=== Stated goal ===
Scan each line of the records for the word "Euro" and extract the ones that have it.

--- Data for the task ---

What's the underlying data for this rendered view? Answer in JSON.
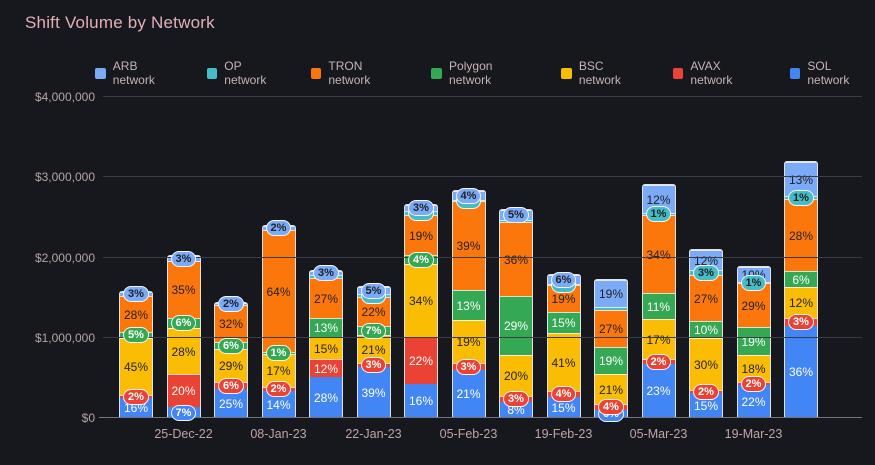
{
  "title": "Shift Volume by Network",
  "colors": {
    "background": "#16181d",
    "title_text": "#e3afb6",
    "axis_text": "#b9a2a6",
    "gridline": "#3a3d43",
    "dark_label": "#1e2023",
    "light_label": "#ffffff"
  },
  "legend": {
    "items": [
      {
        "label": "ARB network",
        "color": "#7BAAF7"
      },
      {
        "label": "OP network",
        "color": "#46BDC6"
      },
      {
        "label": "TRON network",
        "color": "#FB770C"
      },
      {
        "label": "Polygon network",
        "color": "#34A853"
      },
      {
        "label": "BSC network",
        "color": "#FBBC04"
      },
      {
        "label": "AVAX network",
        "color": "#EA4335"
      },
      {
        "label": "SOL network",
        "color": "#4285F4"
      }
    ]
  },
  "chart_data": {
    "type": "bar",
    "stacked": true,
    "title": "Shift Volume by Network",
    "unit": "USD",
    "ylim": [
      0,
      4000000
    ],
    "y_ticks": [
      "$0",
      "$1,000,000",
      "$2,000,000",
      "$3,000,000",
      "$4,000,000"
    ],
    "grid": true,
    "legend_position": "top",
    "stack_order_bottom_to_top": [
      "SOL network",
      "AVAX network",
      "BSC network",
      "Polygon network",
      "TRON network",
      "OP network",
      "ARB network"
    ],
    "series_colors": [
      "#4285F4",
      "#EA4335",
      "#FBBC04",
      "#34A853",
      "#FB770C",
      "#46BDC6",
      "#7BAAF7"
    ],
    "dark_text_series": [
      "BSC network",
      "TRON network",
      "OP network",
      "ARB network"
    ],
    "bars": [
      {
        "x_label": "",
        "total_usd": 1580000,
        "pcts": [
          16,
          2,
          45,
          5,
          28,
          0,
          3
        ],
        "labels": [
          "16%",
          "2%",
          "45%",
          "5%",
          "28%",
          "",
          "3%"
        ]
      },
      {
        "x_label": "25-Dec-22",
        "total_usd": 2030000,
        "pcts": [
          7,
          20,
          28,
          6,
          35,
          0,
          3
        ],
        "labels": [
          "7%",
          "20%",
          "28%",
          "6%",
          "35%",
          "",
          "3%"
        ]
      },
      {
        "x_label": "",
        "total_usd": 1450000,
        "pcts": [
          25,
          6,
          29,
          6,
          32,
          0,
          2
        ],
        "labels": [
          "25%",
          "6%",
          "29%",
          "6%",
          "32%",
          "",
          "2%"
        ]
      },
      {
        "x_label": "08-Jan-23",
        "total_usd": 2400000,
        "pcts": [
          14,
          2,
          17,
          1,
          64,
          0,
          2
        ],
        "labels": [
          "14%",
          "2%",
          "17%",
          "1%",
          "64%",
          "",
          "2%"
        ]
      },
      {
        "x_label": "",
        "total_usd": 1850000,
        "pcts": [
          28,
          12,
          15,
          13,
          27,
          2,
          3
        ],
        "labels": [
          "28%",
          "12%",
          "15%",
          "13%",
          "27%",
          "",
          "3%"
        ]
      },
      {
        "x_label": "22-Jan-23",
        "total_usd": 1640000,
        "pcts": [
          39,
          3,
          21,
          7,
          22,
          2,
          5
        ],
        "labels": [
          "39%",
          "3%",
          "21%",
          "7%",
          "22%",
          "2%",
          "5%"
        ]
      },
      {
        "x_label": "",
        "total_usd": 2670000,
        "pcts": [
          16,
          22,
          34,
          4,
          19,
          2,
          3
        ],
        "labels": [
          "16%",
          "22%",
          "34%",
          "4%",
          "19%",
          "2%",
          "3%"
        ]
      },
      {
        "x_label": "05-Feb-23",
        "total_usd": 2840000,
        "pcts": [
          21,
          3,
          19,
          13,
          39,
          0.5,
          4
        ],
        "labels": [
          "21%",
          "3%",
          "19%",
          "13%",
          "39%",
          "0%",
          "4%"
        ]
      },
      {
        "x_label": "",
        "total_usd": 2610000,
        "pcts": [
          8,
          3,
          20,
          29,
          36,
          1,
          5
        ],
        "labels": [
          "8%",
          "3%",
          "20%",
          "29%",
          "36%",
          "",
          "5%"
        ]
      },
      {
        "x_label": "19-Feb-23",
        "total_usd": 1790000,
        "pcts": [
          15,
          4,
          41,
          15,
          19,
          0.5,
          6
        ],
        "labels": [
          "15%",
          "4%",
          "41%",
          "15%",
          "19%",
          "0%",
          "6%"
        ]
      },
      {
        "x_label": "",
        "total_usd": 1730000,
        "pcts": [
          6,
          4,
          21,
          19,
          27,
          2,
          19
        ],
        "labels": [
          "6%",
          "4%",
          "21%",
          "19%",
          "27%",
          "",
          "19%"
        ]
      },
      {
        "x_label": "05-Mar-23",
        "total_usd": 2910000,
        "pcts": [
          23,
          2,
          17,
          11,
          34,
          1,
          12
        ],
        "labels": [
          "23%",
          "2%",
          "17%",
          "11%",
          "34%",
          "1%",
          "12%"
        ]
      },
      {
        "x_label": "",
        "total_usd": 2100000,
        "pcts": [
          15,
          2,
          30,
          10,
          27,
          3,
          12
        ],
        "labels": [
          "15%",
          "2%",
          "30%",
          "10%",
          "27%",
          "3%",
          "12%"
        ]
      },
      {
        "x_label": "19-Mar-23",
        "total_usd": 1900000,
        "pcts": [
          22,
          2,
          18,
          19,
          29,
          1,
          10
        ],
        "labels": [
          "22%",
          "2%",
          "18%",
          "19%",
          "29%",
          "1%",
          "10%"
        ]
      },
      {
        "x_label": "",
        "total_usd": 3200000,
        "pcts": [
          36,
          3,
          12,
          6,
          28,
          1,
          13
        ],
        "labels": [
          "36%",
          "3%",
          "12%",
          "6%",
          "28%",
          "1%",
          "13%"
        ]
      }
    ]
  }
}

---
--- Data for the task ---

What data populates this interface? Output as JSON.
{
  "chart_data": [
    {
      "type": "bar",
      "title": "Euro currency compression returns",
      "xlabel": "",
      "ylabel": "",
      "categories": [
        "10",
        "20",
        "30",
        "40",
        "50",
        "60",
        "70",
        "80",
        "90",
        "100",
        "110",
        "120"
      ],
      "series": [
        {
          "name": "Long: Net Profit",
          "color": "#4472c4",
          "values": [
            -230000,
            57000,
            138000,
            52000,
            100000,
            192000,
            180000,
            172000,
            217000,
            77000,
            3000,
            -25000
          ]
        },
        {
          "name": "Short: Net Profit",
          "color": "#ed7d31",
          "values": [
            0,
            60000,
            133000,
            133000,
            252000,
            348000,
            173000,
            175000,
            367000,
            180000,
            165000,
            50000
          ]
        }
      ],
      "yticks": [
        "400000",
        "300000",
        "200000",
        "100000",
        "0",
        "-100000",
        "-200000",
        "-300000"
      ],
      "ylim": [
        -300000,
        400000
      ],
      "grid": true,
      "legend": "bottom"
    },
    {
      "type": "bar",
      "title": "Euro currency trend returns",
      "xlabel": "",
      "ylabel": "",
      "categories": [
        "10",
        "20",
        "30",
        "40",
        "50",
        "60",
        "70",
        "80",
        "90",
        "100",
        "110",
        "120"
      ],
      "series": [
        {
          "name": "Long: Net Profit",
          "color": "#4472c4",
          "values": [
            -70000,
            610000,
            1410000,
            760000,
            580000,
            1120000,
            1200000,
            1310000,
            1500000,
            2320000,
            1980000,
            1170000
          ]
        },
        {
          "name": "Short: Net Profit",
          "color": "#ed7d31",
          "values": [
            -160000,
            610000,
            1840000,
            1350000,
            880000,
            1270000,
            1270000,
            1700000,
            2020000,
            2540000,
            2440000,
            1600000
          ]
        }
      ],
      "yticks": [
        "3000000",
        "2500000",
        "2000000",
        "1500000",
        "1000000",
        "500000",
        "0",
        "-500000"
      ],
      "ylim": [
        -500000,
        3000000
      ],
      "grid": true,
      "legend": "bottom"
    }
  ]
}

---
--- Data for the task ---

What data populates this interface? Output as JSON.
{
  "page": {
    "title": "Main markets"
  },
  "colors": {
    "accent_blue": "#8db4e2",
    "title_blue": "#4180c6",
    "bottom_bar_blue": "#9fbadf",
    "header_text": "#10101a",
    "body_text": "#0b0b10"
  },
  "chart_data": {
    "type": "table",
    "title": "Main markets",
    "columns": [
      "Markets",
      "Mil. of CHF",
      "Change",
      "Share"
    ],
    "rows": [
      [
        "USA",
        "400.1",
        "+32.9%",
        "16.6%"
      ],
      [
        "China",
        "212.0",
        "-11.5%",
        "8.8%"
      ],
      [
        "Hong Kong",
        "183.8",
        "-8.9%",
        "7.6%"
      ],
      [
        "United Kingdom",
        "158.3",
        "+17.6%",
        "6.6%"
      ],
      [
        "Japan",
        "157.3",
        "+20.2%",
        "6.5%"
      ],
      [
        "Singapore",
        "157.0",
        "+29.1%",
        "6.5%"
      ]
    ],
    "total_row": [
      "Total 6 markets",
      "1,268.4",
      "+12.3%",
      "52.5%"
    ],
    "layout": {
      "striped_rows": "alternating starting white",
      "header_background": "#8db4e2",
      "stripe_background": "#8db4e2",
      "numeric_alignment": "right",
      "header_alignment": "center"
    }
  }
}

---

=== Expected answer ===
      "title": "Euro currency compression returns",
      "title": "Euro currency trend returns",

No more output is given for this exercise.